• **Written exercise**:
Repeat the whole of the data, keeping every detail the same.

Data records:

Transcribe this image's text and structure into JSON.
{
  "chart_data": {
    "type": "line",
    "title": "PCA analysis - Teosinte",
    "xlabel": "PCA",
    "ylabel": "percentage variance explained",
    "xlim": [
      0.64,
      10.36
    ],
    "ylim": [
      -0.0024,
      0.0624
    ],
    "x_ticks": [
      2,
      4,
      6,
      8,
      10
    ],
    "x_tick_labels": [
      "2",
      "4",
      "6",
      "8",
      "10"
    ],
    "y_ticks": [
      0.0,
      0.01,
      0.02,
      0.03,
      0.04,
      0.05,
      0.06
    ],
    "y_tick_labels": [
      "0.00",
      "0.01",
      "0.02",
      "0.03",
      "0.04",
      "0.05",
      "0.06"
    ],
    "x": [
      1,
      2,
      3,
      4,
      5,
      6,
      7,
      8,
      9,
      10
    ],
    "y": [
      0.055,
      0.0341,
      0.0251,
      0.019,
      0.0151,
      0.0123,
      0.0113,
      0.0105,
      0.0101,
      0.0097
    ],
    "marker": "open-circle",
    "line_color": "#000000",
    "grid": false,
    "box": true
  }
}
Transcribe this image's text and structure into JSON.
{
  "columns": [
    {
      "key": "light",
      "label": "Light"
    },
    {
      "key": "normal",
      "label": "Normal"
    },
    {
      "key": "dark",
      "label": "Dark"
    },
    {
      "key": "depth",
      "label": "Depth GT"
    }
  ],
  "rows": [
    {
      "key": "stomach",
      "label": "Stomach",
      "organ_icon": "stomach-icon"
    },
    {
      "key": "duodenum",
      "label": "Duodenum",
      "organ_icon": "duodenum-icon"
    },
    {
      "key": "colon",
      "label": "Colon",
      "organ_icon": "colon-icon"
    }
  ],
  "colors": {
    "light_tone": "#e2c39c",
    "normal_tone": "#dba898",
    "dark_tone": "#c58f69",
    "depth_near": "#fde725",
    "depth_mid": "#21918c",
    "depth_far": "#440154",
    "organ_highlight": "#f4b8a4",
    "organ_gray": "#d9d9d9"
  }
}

• **Response below**:
Transcribe this image's text and structure into JSON.
{
  "chart_data": {
    "type": "line",
    "title": "PCA analysis - Teosinte",
    "xlabel": "PCA",
    "ylabel": "percentage variance explained",
    "xlim": [
      0.64,
      10.36
    ],
    "ylim": [
      -0.0024,
      0.0624
    ],
    "x_ticks": [
      2,
      4,
      6,
      8,
      10
    ],
    "x_tick_labels": [
      "2",
      "4",
      "6",
      "8",
      "10"
    ],
    "y_ticks": [
      0.0,
      0.01,
      0.02,
      0.03,
      0.04,
      0.05,
      0.06
    ],
    "y_tick_labels": [
      "0.00",
      "0.01",
      "0.02",
      "0.03",
      "0.04",
      "0.05",
      "0.06"
    ],
    "x": [
      1,
      2,
      3,
      4,
      5,
      6,
      7,
      8,
      9,
      10
    ],
    "y": [
      0.055,
      0.0341,
      0.0251,
      0.019,
      0.0151,
      0.0123,
      0.0113,
      0.0105,
      0.0101,
      0.0097
    ],
    "marker": "open-circle",
    "line_color": "#000000",
    "grid": false,
    "box": true
  }
}
Transcribe this image's text and structure into JSON.
{
  "columns": [
    {
      "key": "light",
      "label": "Light"
    },
    {
      "key": "normal",
      "label": "Normal"
    },
    {
      "key": "dark",
      "label": "Dark"
    },
    {
      "key": "depth",
      "label": "Depth GT"
    }
  ],
  "rows": [
    {
      "key": "stomach",
      "label": "Stomach",
      "organ_icon": "stomach-icon"
    },
    {
      "key": "duodenum",
      "label": "Duodenum",
      "organ_icon": "duodenum-icon"
    },
    {
      "key": "colon",
      "label": "Colon",
      "organ_icon": "colon-icon"
    }
  ],
  "colors": {
    "light_tone": "#e2c39c",
    "normal_tone": "#dba898",
    "dark_tone": "#c58f69",
    "depth_near": "#fde725",
    "depth_mid": "#21918c",
    "depth_far": "#440154",
    "organ_highlight": "#f4b8a4",
    "organ_gray": "#d9d9d9"
  }
}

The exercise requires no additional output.